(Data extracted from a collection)
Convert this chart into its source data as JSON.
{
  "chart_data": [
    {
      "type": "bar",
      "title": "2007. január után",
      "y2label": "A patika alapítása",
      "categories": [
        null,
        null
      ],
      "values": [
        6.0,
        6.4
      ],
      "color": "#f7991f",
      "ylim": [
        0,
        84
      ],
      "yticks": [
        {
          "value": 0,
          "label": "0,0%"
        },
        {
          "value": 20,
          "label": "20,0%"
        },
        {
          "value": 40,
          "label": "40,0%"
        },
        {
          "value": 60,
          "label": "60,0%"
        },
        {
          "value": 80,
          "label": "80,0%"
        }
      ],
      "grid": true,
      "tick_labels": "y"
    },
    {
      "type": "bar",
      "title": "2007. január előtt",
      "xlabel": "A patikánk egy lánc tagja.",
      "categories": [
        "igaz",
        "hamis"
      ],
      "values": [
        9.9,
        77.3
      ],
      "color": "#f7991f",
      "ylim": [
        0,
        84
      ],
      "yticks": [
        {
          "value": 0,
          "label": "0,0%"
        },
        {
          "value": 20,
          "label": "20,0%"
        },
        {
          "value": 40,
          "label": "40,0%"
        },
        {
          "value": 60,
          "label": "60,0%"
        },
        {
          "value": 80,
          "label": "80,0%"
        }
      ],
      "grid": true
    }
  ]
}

**WHAT THE EXERCISE ASKS**
Print all of the entries exactly as they are written.

**EXPECTED OUTPUT**
Convert this chart into its source data as JSON.
{
  "chart_data": [
    {
      "type": "bar",
      "title": "2007. január után",
      "y2label": "A patika alapítása",
      "categories": [
        null,
        null
      ],
      "values": [
        6.0,
        6.4
      ],
      "color": "#f7991f",
      "ylim": [
        0,
        84
      ],
      "yticks": [
        {
          "value": 0,
          "label": "0,0%"
        },
        {
          "value": 20,
          "label": "20,0%"
        },
        {
          "value": 40,
          "label": "40,0%"
        },
        {
          "value": 60,
          "label": "60,0%"
        },
        {
          "value": 80,
          "label": "80,0%"
        }
      ],
      "grid": true,
      "tick_labels": "y"
    },
    {
      "type": "bar",
      "title": "2007. január előtt",
      "xlabel": "A patikánk egy lánc tagja.",
      "categories": [
        "igaz",
        "hamis"
      ],
      "values": [
        9.9,
        77.3
      ],
      "color": "#f7991f",
      "ylim": [
        0,
        84
      ],
      "yticks": [
        {
          "value": 0,
          "label": "0,0%"
        },
        {
          "value": 20,
          "label": "20,0%"
        },
        {
          "value": 40,
          "label": "40,0%"
        },
        {
          "value": 60,
          "label": "60,0%"
        },
        {
          "value": 80,
          "label": "80,0%"
        }
      ],
      "grid": true
    }
  ]
}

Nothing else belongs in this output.